I had high hopes of enjoying “the easy life” of an upper level resident in the ICU. But it’s not turning out the way I had anticipated. I was looking forward to teaching and supervising interns performing procedures, having time during the day to mull over charts and get to know about patients, spending time talking to patient’s families which I had been much too harried to do as an intern.
The reality is that I spend most of the day doing “road trips”…accompanying patients out of the icu for CTs, MRIs and other procedures that take place outside of the ICU. While I have supervised several procedures, and performed a few myself, there is often only one upper level and five interns in-house on any given day. When I need to supervise several interns throughout the day, combined with the road trips, there is little time left to actually see and get to know patients. On top of all this, the new attending wants the upper levels to have a plan prepared for their half (8 of the 16) of the ICU patients prepared for morning rounds at 7:30 am.
****
What you need to do:
1) In the ICU passage, at what time do morning rounds take place?
2) Rewrite the part of the ICU passage that starts at the words "The reality is" and ends after "at 7:30 am.", swapping "interns" for "residents".
The data has nothing to do with the ICU passage.

Source records:
****
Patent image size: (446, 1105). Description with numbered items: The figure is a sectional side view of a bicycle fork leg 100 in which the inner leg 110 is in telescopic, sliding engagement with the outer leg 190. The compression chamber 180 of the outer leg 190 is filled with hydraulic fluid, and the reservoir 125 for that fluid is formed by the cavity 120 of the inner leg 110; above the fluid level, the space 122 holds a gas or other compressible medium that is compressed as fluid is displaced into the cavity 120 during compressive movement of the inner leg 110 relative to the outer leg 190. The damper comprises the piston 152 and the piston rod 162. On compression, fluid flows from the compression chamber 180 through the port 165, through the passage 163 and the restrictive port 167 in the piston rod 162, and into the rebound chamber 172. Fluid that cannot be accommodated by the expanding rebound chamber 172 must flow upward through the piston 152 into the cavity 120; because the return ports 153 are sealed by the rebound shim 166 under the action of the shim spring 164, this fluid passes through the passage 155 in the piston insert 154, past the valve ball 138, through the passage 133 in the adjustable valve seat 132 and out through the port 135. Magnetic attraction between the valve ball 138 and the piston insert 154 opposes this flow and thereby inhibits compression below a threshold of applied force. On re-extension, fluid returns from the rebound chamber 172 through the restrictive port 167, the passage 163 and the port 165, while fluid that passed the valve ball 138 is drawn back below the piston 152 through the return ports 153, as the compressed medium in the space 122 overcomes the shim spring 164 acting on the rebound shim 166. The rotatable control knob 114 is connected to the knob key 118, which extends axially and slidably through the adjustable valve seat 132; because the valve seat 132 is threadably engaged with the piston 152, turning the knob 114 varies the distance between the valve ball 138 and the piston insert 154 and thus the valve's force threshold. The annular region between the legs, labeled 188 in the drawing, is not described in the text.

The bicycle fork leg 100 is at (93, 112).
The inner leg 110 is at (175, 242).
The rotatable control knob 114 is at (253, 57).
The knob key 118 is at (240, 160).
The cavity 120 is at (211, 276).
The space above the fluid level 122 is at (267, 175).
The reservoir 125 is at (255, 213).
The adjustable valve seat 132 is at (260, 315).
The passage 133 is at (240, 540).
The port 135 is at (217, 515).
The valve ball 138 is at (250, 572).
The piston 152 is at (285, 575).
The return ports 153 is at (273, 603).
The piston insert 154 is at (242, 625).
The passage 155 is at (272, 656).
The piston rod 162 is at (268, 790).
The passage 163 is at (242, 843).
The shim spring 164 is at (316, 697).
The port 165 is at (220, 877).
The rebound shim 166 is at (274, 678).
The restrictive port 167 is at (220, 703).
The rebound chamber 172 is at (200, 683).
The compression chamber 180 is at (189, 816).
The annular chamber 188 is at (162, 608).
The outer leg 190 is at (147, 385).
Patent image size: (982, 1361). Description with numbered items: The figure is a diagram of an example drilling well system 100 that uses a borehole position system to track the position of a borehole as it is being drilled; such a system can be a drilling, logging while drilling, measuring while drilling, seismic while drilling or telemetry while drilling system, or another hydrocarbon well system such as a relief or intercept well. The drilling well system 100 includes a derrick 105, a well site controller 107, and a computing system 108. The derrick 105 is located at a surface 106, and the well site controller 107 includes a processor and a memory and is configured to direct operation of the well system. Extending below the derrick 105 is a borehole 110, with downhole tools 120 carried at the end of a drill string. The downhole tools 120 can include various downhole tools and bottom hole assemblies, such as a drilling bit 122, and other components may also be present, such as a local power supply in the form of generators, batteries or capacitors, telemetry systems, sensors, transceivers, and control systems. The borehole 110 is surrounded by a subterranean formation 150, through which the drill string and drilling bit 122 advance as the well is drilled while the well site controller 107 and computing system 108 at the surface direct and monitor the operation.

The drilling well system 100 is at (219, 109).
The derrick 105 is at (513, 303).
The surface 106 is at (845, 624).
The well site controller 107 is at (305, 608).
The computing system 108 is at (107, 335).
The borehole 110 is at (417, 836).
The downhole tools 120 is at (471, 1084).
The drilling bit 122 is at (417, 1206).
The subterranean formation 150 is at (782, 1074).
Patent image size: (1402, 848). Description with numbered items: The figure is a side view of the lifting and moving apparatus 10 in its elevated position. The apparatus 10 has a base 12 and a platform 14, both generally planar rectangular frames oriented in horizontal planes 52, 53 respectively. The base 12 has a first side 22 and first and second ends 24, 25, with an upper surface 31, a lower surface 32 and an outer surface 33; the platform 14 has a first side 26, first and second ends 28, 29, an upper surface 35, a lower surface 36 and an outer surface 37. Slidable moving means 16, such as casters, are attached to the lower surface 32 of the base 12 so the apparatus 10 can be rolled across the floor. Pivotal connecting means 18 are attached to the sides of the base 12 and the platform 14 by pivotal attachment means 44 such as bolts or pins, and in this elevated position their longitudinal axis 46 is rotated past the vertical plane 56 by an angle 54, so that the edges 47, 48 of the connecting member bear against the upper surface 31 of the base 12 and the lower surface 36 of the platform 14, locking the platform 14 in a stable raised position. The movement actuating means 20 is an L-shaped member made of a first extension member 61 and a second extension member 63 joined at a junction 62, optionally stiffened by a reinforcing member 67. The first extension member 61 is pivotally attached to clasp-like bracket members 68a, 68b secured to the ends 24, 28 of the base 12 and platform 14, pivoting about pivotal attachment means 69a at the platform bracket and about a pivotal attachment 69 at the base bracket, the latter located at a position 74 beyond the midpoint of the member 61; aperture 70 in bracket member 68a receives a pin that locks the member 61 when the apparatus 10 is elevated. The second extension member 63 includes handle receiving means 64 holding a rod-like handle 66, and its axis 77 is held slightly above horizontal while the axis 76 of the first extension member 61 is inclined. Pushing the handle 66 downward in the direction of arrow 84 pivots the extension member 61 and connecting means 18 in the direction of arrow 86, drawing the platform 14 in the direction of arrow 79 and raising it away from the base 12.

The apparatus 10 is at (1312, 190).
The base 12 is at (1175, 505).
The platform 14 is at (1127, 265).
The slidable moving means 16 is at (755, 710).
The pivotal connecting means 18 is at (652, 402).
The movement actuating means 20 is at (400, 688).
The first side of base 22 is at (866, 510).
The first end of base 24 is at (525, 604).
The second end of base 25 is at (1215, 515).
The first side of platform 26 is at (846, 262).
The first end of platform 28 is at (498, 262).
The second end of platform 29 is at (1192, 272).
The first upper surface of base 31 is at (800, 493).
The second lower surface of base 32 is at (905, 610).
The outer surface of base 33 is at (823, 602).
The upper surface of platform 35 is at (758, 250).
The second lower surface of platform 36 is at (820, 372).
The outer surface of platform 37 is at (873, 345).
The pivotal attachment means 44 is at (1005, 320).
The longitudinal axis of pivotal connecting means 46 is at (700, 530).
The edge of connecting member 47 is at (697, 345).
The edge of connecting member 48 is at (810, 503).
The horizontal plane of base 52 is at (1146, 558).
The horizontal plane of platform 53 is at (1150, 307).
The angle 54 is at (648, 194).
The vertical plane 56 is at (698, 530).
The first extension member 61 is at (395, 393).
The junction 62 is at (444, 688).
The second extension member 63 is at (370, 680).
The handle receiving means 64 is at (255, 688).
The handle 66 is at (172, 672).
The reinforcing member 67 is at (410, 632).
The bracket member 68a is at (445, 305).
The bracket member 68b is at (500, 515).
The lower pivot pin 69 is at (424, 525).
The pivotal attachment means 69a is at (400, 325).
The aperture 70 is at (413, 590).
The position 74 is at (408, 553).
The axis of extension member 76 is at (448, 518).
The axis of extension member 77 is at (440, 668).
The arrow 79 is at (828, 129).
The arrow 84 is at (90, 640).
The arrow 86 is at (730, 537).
****
Responses by task:
1) 7:30 am

2)
The reality is that I spend most of the day doing “road trips”…accompanying patients out of the icu for CTs, MRIs and other procedures that take place outside of the ICU. While I have supervised several procedures, and performed a few myself, there is often only one upper level and five residents in-house on any given day. When I need to supervise several residents throughout the day, combined with the road trips, there is little time left to actually see and get to know patients. On top of all this, the new attending wants the upper levels to have a plan prepared for their half (8 of the 16) of the ICU patients prepared for morning rounds at 7:30 am.